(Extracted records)

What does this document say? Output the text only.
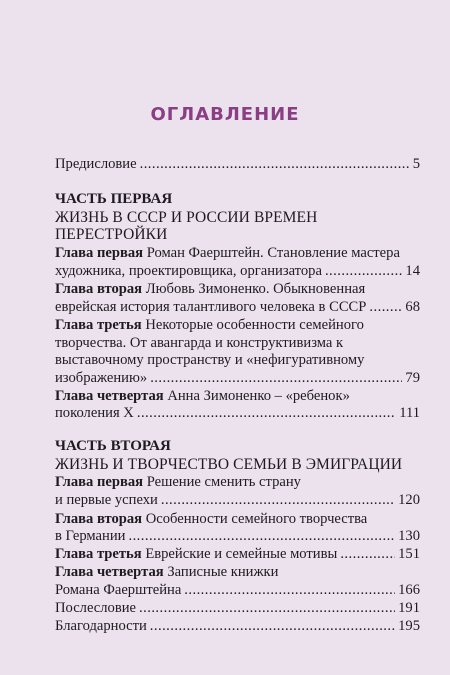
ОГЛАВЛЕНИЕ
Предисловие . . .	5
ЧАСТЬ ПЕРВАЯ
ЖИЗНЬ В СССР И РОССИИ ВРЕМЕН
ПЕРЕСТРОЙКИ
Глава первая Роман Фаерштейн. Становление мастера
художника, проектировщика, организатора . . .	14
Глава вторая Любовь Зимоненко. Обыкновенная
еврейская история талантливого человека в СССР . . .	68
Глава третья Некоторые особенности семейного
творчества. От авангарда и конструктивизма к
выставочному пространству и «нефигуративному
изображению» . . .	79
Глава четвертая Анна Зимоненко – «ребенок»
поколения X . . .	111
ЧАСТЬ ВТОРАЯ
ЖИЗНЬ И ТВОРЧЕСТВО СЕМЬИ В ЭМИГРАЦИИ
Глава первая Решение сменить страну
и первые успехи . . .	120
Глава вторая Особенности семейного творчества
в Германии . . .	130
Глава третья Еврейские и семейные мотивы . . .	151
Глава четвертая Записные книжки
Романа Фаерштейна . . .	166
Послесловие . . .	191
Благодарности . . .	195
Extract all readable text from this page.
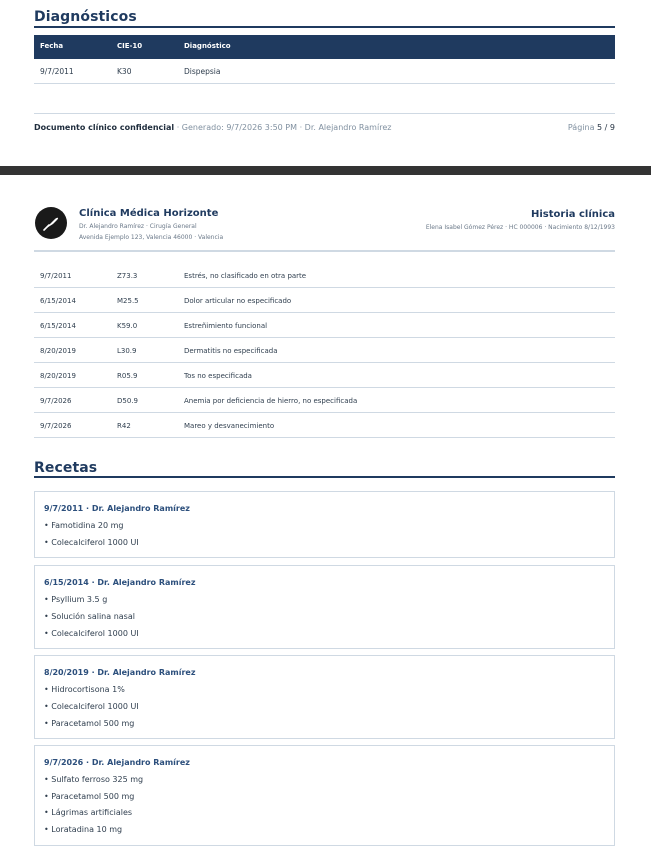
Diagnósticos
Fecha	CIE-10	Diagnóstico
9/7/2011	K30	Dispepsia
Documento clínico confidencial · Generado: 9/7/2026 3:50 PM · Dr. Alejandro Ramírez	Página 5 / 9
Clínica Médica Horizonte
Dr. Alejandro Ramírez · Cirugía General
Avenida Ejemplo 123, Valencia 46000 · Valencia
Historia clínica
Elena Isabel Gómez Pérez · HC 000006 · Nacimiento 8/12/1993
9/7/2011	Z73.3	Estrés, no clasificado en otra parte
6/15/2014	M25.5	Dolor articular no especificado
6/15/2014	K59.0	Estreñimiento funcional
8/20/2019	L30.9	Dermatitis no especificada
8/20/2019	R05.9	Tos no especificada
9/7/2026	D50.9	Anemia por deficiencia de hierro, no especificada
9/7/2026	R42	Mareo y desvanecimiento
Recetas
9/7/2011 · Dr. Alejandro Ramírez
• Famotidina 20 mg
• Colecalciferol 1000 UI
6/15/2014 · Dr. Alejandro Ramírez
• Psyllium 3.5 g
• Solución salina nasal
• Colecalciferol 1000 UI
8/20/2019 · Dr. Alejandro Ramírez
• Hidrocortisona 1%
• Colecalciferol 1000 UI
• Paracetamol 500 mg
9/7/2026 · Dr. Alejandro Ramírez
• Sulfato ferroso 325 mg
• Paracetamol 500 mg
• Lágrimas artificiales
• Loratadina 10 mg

> _Requirements_:
Take the entries shown above and quote them verbatim, passing over the pictures.

> _Exercise solution_:
What does this document say? Output the text only.
ОГЛАВЛЕНИЕ
Предисловие . . .	5
ЧАСТЬ ПЕРВАЯ
ЖИЗНЬ В СССР И РОССИИ ВРЕМЕН
ПЕРЕСТРОЙКИ
Глава первая Роман Фаерштейн. Становление мастера
художника, проектировщика, организатора . . .	14
Глава вторая Любовь Зимоненко. Обыкновенная
еврейская история талантливого человека в СССР . . .	68
Глава третья Некоторые особенности семейного
творчества. От авангарда и конструктивизма к
выставочному пространству и «нефигуративному
изображению» . . .	79
Глава четвертая Анна Зимоненко – «ребенок»
поколения X . . .	111
ЧАСТЬ ВТОРАЯ
ЖИЗНЬ И ТВОРЧЕСТВО СЕМЬИ В ЭМИГРАЦИИ
Глава первая Решение сменить страну
и первые успехи . . .	120
Глава вторая Особенности семейного творчества
в Германии . . .	130
Глава третья Еврейские и семейные мотивы . . .	151
Глава четвертая Записные книжки
Романа Фаерштейна . . .	166
Послесловие . . .	191
Благодарности . . .	195
Extract all readable text from this page.
Diagnósticos
Fecha	CIE-10	Diagnóstico
9/7/2011	K30	Dispepsia
Documento clínico confidencial · Generado: 9/7/2026 3:50 PM · Dr. Alejandro Ramírez	Página 5 / 9
Clínica Médica Horizonte
Dr. Alejandro Ramírez · Cirugía General
Avenida Ejemplo 123, Valencia 46000 · Valencia
Historia clínica
Elena Isabel Gómez Pérez · HC 000006 · Nacimiento 8/12/1993
9/7/2011	Z73.3	Estrés, no clasificado en otra parte
6/15/2014	M25.5	Dolor articular no especificado
6/15/2014	K59.0	Estreñimiento funcional
8/20/2019	L30.9	Dermatitis no especificada
8/20/2019	R05.9	Tos no especificada
9/7/2026	D50.9	Anemia por deficiencia de hierro, no especificada
9/7/2026	R42	Mareo y desvanecimiento
Recetas
9/7/2011 · Dr. Alejandro Ramírez
• Famotidina 20 mg
• Colecalciferol 1000 UI
6/15/2014 · Dr. Alejandro Ramírez
• Psyllium 3.5 g
• Solución salina nasal
• Colecalciferol 1000 UI
8/20/2019 · Dr. Alejandro Ramírez
• Hidrocortisona 1%
• Colecalciferol 1000 UI
• Paracetamol 500 mg
9/7/2026 · Dr. Alejandro Ramírez
• Sulfato ferroso 325 mg
• Paracetamol 500 mg
• Lágrimas artificiales
• Loratadina 10 mg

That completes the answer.